Identify the lines bearing the string "name" and gather them.

━━━━━━━━━━━━━━━━

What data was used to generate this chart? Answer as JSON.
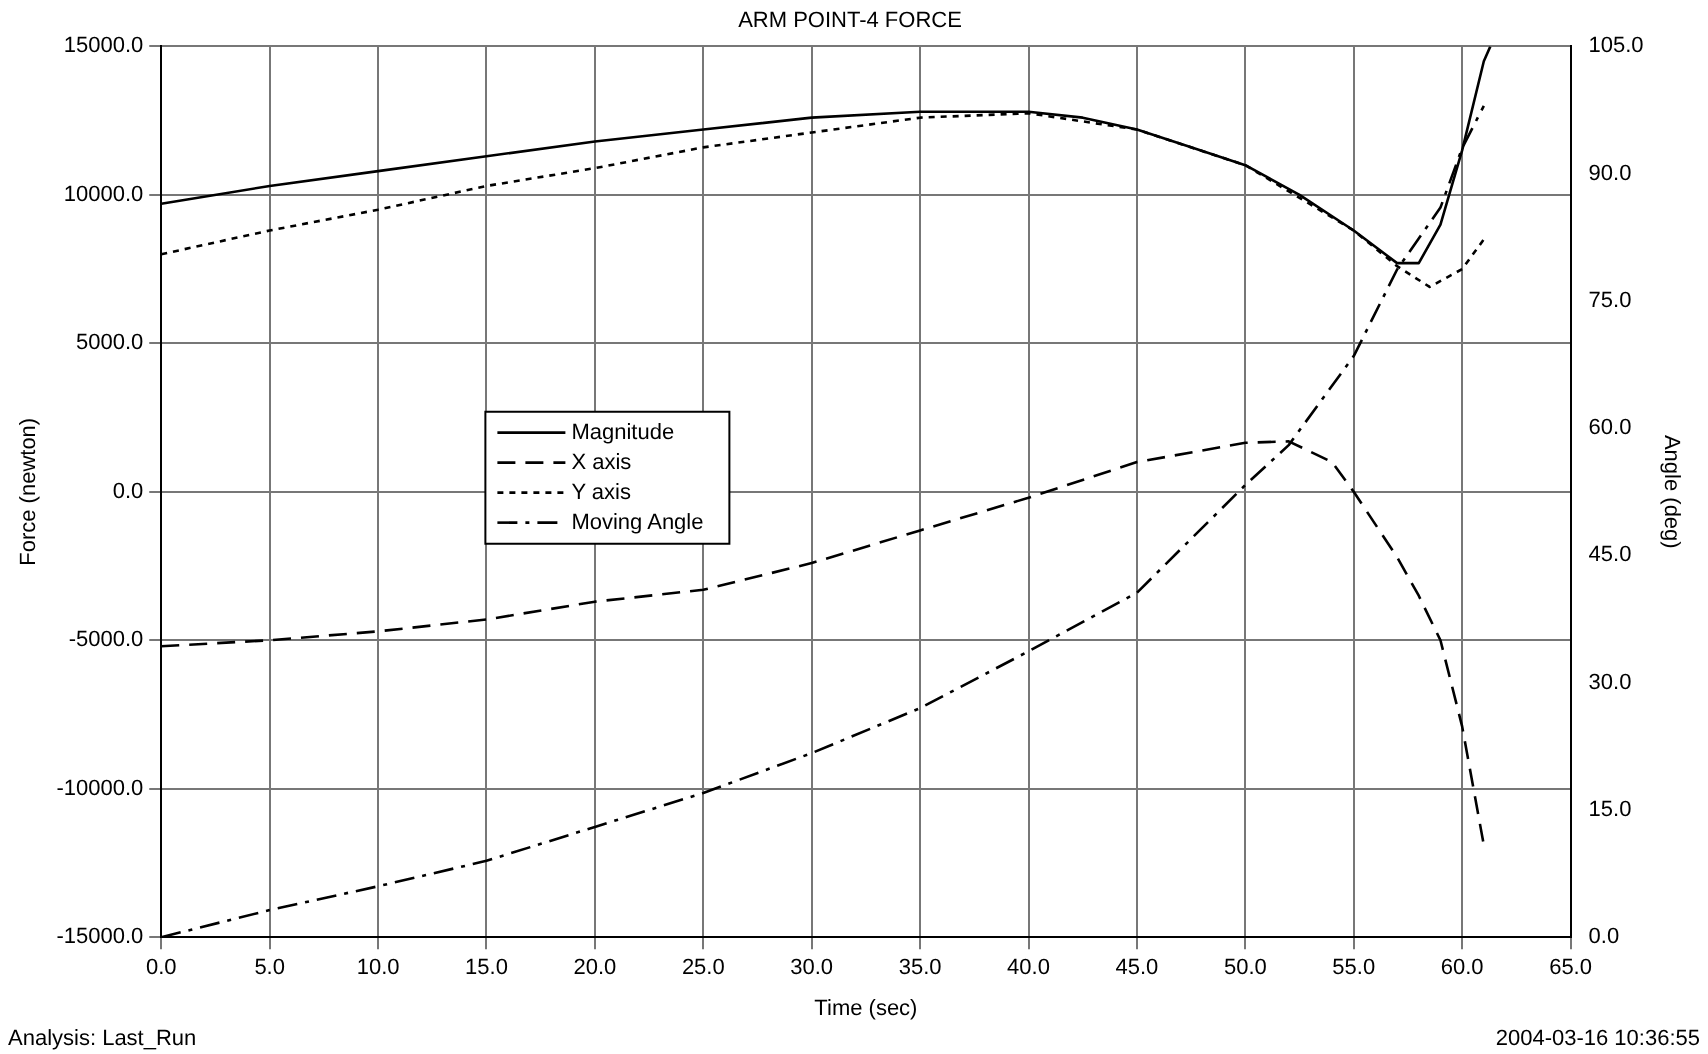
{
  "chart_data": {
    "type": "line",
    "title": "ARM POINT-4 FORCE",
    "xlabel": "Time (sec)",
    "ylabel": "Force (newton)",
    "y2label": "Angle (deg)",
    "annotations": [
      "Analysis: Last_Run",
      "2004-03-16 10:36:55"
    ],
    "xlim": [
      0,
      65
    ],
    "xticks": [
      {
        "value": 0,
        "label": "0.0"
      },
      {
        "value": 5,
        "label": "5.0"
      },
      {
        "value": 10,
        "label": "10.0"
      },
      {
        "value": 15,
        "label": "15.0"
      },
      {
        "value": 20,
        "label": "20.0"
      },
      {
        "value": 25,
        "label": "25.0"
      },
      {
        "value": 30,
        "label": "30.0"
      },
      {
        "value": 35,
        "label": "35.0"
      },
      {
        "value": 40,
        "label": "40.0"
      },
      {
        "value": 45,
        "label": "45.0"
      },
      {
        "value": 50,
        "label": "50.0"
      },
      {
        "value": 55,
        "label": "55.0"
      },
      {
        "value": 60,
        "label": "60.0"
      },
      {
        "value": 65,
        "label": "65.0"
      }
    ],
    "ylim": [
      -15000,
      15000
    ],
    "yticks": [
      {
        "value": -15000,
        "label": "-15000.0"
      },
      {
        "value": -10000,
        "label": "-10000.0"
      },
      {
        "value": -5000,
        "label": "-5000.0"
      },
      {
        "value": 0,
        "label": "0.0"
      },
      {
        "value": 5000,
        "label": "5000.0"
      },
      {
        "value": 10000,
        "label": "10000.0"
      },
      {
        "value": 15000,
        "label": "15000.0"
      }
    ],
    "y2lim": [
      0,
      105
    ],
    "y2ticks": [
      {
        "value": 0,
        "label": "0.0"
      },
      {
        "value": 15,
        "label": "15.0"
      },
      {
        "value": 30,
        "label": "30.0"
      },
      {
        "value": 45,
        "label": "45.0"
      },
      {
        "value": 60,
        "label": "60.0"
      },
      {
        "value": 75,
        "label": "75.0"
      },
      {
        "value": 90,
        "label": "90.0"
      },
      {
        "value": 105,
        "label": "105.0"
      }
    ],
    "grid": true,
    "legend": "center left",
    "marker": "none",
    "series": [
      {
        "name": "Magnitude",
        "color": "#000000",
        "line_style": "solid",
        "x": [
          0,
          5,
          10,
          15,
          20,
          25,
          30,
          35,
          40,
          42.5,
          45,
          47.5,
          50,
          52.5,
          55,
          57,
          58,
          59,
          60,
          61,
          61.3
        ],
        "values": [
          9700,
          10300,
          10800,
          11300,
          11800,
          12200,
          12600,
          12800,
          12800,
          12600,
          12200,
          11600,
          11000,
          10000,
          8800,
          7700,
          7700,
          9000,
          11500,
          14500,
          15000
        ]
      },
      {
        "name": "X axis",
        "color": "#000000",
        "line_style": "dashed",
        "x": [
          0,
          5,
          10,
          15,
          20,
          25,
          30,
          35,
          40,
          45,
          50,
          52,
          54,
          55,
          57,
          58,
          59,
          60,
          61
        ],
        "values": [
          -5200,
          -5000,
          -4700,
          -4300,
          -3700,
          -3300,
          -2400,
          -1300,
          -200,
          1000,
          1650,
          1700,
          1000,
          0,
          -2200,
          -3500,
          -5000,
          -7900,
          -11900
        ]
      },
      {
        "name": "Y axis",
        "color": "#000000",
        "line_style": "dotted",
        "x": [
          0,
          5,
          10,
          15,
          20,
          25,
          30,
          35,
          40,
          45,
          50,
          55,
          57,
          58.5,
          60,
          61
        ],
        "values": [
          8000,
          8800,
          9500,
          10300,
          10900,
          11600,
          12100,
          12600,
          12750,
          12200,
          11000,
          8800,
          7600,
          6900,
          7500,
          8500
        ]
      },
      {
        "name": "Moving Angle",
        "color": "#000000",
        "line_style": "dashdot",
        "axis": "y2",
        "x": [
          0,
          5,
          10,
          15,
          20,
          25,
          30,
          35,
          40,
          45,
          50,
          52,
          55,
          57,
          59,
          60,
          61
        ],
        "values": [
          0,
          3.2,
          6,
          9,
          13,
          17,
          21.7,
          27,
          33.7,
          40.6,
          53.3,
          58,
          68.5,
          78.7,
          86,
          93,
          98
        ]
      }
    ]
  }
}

━━━━━━━━━━━━━━━━

_Final answer_
        "name": "Magnitude",
        "name": "X axis",
        "name": "Y axis",
        "name": "Moving Angle",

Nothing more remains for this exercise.